*TASKS AND EXERCISES*.
**1)** In the misconduct hearing passage, why did the ODRC Division of Legal Services reverse the Extended Restrictive Housing placement?
**2)** In the entries from the line with "406, 559, 427]" up to and including the line with "380, 598, 400]", replace "staticText" with "textLabel" and return only those lines.

*TEXT PASSAGE*.

***

Plaintiff pleaded not guilty. According to Plaintiff, it was Inmate Maxie who loudly expressed his concerns about the lock down and restricted movement. Plaintiff maintains that he was merely advising Inmate Maxie that he should give his informal complaint to the unit secretary, Ms. McPherson. (See Doc. 36-1 at 3, "I was talking to inmate Maxie about a kite and an informal complaint then was by my[]self.").

In his response in opposition to summary judgment, Plaintiff states that during the conversation with Maxie, "I [also] complained about not being able to go to the law library" based upon the restricted movement," alluding to one of Plaintiff's prior grievances. (Doc. 43 at 4-5). However, Plaintiff argues that Inmate Maxie "was clearly the loudest" in complaining of restrictions imposed at the time of the incident. (Id. at 8).

As I was moving to the front of the line, I spoke with inmate Maxie about the informal complaint kites. I stated in front of Lt. Little to inmate Maxie, I advised him he should have turned the kite in to Ms. McPher[]son so we could grieve the issues because I have a constitutional right to speak to any inmate and I told him if we do not grieve the issues than administration would do what they want to us. I was not in a group of ...inmates.
(Doc. 36-1 at 11). Plaintiff and Inmate Maxie both testified. (See generally, Doc. 36-1 at 11-16; id. at 16, Maxie's testimony that "[McCain] did state we have to do something about this because we are letting them do this to us."). Plaintiff maintains that Maxie admitted that it was he, and not Plaintiff, who made the loud statement that was wrongly attributed to Plaintiff in the conduct report by Lt. Little. (Doc. 36-2 at 4). Notwithstanding the inmate testimony, Plaintiff was found guilty by the Serious Misconduct Panel ("SMP").

Plaintiff vehemently protested what he perceived as multiple procedural irregularities, including the lack of an initial hearing before the RIB and the timeliness of the SMP proceeding. (See Doc. 36-2 at 3-4). Plaintiff's allegations of procedural irregularities were rejected as giving rise to any independent claim, and are not material to the claim remaining before this Court.

The SMP determined that Plaintiff did loudly communicate his discontent with the modified movement, causing Defendant to believe that Plaintiff was attempting to influence other inmates into protesting the modified movement. (Doc. 36-2 at 1-2). The SMP recommended placement in Extended Restrictive Housing ("ERH"). However, upon further review by the ODRC Division of Legal Services, the ERH placement was reversed because Plaintiff did not have a Level 4 security classification or a history of group violence or serious disruption to orderly operations. (Doc. 36-2 at 11-13). Therefore, the placement decision was reversed, with remand to RIB for "RIB rehearing and appropriate sanctions." (Doc. 36-2 at 13).

***

Coordinate annotation records:
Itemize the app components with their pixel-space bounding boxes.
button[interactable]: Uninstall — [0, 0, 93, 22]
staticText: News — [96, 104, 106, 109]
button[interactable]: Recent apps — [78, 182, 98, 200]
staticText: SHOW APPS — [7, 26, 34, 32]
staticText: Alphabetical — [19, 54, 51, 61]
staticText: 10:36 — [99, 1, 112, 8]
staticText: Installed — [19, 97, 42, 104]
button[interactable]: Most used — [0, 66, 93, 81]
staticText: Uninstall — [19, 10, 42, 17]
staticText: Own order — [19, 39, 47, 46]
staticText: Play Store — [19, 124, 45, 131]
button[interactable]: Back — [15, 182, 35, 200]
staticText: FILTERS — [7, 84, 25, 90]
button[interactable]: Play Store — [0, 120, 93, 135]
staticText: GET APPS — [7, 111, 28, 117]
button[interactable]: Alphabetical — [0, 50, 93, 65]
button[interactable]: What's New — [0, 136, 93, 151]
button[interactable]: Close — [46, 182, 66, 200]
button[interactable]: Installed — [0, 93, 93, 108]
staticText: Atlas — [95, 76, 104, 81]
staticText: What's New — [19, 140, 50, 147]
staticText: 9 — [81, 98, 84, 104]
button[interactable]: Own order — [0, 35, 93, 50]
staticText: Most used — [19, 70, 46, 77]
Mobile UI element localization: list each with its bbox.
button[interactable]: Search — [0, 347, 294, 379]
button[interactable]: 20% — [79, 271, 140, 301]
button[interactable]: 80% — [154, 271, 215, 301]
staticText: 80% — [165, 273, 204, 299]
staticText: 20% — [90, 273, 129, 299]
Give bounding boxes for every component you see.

***

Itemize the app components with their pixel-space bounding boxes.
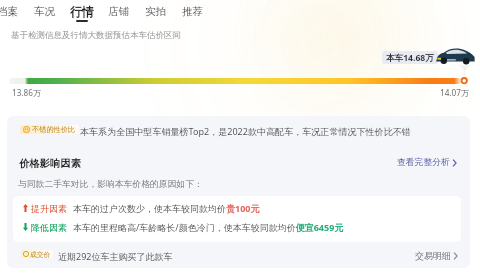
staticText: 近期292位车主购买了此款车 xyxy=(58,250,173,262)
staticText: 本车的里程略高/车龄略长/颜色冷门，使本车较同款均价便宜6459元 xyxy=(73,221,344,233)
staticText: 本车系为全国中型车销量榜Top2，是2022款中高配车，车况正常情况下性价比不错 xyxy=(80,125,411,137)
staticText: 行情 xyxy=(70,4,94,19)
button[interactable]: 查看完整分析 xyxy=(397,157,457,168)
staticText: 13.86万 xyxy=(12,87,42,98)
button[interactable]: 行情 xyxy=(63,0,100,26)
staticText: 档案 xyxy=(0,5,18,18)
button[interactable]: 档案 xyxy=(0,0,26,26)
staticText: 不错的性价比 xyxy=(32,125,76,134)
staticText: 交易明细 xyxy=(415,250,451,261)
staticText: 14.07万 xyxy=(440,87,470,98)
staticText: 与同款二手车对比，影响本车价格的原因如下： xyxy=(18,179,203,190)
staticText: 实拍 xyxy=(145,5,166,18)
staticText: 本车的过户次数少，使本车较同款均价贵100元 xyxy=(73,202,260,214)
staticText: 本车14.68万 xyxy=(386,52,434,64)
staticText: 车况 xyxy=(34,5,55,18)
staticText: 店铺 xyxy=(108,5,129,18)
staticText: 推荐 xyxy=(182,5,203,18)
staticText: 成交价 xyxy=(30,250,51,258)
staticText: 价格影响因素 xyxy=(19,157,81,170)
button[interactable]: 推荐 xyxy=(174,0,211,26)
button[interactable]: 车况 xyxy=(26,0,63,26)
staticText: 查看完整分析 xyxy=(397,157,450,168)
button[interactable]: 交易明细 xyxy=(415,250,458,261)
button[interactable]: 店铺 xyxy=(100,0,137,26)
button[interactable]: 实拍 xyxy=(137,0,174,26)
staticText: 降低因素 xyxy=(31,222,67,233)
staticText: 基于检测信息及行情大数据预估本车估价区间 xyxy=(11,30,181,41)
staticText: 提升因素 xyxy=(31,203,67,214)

***

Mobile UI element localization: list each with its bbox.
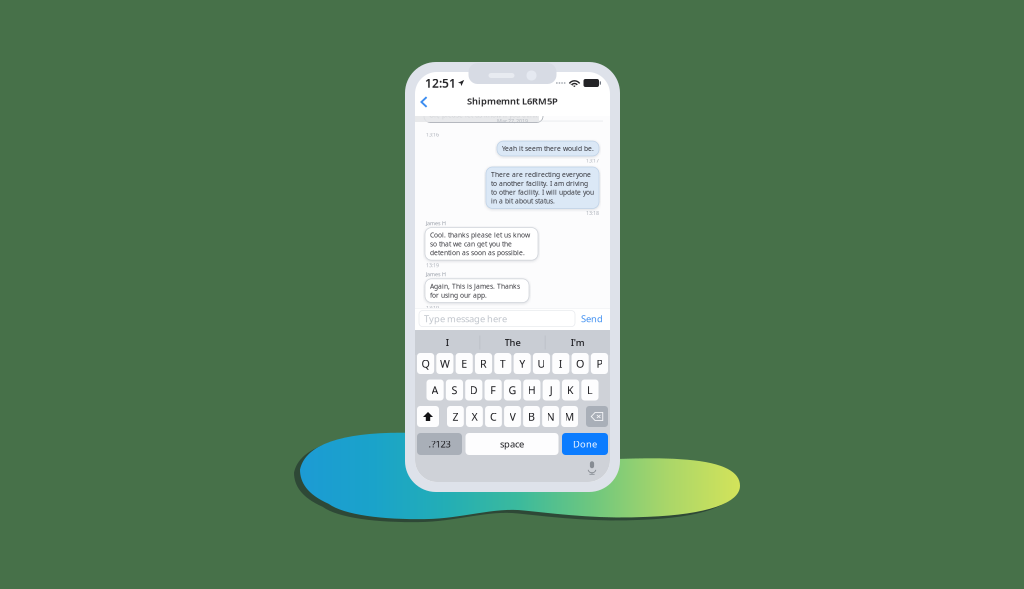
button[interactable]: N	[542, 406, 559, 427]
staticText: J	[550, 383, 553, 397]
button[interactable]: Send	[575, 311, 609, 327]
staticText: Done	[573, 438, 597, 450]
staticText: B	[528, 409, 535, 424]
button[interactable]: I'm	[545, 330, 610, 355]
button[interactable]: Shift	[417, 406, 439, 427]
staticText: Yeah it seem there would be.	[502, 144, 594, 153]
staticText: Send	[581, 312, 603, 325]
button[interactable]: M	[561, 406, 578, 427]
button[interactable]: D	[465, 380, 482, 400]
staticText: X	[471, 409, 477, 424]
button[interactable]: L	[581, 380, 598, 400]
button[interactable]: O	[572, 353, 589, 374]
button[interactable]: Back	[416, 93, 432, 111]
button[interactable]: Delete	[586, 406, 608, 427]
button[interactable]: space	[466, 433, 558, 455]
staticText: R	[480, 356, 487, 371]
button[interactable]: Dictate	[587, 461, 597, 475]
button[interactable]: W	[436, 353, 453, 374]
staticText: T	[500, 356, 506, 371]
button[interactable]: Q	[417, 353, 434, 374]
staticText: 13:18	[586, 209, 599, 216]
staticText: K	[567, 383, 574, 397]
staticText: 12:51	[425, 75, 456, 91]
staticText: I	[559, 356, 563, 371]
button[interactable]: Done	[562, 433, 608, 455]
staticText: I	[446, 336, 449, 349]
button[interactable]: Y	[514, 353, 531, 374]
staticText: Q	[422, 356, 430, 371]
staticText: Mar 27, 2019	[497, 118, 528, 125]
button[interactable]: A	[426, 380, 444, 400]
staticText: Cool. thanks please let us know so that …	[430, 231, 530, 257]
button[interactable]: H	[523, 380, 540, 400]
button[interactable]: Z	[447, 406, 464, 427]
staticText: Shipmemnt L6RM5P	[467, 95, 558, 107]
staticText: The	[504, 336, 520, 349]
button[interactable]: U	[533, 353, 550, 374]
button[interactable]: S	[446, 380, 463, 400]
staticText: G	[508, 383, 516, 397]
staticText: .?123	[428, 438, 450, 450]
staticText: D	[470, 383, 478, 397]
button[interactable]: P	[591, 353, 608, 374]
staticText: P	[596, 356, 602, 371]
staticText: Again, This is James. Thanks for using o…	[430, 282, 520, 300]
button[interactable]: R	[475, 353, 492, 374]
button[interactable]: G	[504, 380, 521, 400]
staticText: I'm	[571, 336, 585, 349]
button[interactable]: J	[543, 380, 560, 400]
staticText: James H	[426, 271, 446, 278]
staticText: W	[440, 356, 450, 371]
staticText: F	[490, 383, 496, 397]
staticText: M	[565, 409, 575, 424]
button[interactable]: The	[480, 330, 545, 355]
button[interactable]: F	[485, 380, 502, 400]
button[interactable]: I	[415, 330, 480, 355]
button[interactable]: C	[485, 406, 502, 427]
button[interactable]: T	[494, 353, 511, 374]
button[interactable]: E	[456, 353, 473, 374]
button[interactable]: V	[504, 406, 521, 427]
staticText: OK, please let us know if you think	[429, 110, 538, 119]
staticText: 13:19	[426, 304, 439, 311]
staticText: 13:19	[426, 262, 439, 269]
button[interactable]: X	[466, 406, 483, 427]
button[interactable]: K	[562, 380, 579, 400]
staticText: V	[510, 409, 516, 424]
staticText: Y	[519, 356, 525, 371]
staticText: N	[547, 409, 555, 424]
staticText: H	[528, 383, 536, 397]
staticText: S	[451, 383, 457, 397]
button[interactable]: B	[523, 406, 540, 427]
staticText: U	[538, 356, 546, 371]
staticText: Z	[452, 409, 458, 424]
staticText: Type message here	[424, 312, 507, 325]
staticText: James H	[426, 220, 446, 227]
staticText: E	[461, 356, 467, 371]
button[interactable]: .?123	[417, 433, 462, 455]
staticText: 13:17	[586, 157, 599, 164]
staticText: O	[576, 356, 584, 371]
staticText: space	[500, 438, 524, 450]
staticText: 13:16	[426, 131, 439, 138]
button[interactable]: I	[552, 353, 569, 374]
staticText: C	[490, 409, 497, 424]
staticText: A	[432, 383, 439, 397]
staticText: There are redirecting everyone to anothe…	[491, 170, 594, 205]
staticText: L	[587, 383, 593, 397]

***

*ANSWER SET*.
**1)** Plaintiff did not have a Level 4 security classification or a history of group violence or serious disruption to orderly operations.

**2)**
button[interactable]: N	[542, 406, 559, 427]
textLabel: J	[550, 383, 553, 397]
button[interactable]: Send	[575, 311, 609, 327]
textLabel: Done	[573, 438, 597, 450]
textLabel: B	[528, 409, 535, 424]
button[interactable]: I'm	[545, 330, 610, 355]
button[interactable]: Shift	[417, 406, 439, 427]
textLabel: Yeah it seem there would be.	[502, 144, 594, 153]
textLabel: Send	[581, 312, 603, 325]
button[interactable]: M	[561, 406, 578, 427]
button[interactable]: D	[465, 380, 482, 400]
textLabel: X	[471, 409, 477, 424]
button[interactable]: L	[581, 380, 598, 400]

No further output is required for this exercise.